**GIVEN RECORDS**:
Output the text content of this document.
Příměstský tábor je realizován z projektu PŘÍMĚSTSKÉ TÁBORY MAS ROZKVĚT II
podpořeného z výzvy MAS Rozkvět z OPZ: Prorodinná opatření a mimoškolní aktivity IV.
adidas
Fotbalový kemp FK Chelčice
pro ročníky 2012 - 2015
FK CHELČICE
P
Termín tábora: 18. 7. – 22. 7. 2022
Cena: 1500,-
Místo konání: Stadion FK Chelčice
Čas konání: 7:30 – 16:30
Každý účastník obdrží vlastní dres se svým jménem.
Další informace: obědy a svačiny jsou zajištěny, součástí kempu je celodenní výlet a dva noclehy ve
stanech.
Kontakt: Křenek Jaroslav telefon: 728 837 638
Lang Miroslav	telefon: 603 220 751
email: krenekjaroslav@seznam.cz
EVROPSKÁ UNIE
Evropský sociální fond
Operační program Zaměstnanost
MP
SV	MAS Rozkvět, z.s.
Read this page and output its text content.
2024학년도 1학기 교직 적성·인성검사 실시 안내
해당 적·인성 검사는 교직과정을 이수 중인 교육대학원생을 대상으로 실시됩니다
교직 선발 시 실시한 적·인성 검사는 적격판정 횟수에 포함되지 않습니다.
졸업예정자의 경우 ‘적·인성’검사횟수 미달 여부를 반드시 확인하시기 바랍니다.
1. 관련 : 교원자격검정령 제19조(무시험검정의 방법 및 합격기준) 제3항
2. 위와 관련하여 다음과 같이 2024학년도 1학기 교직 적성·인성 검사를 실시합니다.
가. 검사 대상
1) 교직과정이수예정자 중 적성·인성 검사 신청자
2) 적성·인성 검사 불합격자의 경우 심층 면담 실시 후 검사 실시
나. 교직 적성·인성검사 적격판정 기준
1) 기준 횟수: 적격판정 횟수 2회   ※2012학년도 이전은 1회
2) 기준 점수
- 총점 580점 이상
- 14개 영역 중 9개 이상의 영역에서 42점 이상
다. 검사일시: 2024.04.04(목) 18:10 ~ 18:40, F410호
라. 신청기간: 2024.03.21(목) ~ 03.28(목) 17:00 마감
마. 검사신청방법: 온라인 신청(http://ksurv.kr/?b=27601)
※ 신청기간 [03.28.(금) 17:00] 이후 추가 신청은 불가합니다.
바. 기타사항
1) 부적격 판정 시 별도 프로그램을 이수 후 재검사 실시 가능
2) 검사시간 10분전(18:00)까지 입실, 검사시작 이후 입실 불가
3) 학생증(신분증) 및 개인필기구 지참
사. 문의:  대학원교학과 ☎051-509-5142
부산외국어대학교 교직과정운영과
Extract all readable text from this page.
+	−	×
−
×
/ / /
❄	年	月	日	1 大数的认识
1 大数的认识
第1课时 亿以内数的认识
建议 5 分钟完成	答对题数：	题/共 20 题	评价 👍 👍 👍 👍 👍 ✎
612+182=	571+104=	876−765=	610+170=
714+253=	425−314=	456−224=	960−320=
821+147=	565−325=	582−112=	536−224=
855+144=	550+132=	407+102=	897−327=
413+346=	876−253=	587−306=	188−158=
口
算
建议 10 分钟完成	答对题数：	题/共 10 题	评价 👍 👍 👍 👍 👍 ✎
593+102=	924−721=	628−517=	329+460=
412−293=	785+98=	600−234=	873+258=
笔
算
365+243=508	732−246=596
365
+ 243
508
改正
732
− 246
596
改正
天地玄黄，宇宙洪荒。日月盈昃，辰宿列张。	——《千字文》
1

**WHAT NEEDS TO BE DONE**: Give a single number: the count of lines above that include the word "신청기간".

**REPLY**: 2